_EXERCISE TASK_
Reproduce each line from the records that holds "zhruba".

_DATA TO USE_
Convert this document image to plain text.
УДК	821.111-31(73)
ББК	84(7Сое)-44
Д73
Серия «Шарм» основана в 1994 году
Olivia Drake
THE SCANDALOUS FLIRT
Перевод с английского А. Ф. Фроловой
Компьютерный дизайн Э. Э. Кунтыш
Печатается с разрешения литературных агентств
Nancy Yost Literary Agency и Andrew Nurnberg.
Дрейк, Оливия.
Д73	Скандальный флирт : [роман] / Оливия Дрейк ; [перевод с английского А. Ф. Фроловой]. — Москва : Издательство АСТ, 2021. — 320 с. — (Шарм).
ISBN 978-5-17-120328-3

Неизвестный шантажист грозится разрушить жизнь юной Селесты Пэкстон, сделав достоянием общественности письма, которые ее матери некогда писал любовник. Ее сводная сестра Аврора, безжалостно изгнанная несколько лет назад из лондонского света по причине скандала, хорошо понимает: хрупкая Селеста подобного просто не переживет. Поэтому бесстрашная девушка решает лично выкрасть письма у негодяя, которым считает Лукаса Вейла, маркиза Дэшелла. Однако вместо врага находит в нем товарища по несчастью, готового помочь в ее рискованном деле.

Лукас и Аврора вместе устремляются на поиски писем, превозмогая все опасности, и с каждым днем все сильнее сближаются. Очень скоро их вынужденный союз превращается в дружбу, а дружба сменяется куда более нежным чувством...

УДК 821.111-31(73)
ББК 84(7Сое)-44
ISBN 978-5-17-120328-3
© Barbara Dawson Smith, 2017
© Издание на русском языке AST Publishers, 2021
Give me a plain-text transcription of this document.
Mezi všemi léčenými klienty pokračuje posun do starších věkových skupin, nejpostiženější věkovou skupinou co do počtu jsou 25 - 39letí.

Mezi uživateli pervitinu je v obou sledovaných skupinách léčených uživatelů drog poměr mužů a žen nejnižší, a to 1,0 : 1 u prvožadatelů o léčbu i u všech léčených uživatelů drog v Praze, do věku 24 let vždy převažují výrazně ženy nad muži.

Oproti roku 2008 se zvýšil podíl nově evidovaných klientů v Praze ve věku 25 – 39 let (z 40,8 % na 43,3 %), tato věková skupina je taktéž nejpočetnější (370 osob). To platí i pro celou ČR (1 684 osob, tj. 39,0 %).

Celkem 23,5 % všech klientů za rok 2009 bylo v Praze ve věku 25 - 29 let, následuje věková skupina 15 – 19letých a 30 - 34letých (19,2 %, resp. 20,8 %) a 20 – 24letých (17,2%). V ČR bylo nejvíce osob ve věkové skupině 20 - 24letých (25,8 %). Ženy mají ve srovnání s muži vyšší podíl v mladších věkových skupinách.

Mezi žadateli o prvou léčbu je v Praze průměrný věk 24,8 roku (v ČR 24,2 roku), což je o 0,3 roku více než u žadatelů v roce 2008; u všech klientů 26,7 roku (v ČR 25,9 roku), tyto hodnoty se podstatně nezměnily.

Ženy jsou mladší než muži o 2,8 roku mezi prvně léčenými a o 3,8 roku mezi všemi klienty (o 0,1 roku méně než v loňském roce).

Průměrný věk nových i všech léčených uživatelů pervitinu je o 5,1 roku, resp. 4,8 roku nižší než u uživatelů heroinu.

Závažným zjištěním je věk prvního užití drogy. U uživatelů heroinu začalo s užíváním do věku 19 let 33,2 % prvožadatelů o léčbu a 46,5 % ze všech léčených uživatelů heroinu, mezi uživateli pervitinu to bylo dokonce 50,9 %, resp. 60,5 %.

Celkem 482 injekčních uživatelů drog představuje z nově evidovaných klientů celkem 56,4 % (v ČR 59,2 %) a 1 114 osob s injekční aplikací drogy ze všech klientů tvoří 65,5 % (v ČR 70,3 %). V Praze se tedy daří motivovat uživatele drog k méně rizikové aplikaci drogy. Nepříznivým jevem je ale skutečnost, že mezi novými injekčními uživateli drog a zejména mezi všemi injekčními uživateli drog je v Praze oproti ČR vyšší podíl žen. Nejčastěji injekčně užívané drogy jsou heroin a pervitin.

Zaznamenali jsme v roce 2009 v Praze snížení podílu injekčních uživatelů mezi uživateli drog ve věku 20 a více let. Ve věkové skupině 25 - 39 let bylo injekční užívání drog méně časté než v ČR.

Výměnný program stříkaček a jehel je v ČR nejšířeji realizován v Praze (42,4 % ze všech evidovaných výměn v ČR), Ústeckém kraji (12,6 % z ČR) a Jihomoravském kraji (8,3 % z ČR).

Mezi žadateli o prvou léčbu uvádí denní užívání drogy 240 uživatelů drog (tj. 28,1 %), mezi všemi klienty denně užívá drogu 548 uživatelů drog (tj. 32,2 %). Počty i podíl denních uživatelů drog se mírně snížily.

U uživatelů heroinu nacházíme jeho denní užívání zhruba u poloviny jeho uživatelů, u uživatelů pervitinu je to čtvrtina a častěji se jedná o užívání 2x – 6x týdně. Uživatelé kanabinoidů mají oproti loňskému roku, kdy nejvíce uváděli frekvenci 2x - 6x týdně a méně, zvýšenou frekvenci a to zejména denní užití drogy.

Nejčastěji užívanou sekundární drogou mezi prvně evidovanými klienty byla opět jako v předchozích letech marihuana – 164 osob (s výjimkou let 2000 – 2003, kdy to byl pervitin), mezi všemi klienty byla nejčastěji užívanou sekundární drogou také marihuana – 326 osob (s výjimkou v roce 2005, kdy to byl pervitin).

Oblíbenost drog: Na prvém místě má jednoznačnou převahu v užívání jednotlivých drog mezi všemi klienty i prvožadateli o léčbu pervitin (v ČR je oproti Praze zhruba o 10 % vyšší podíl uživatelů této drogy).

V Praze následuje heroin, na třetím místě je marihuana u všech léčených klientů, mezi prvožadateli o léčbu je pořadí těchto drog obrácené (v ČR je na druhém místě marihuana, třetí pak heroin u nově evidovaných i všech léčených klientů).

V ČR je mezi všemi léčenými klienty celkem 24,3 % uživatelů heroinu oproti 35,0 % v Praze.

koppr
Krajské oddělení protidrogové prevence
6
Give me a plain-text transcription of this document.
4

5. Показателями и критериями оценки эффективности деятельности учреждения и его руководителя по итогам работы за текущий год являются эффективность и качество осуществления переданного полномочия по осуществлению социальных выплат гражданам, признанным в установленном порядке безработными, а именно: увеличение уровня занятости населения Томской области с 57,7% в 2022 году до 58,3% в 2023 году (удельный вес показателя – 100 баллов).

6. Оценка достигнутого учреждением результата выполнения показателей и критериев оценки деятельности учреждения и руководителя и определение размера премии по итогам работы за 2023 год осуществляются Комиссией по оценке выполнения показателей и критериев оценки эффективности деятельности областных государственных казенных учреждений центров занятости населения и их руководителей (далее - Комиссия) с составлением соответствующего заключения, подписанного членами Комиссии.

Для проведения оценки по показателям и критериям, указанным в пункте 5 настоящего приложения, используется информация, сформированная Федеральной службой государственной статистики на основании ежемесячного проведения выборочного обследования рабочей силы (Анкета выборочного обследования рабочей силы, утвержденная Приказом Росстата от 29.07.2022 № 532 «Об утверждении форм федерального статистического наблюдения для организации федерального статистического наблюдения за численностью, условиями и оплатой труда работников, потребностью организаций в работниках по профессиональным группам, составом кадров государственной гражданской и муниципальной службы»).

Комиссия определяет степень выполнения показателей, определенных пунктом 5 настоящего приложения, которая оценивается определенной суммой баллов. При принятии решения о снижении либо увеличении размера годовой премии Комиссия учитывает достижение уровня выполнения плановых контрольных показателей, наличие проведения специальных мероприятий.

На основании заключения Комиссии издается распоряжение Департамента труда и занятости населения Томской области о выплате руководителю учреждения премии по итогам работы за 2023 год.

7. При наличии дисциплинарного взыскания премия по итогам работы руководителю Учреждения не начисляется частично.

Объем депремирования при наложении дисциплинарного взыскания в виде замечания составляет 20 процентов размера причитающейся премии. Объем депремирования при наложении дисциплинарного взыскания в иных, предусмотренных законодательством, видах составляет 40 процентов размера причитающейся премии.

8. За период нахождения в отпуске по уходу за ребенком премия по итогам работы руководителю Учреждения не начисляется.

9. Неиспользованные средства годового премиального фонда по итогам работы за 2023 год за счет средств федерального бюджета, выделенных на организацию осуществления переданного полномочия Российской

_IN RESPONSE_
U uživatelů heroinu nacházíme jeho denní užívání zhruba u poloviny jeho uživatelů, u uživatelů pervitinu je to čtvrtina a častěji se jedná o užívání 2x – 6x týdně. Uživatelé kanabinoidů mají oproti loňskému roku, kdy nejvíce uváděli frekvenci 2x - 6x týdně a méně, zvýšenou frekvenci a to zejména denní užití drogy.
Oblíbenost drog: Na prvém místě má jednoznačnou převahu v užívání jednotlivých drog mezi všemi klienty i prvožadateli o léčbu pervitin (v ČR je oproti Praze zhruba o 10 % vyšší podíl uživatelů této drogy).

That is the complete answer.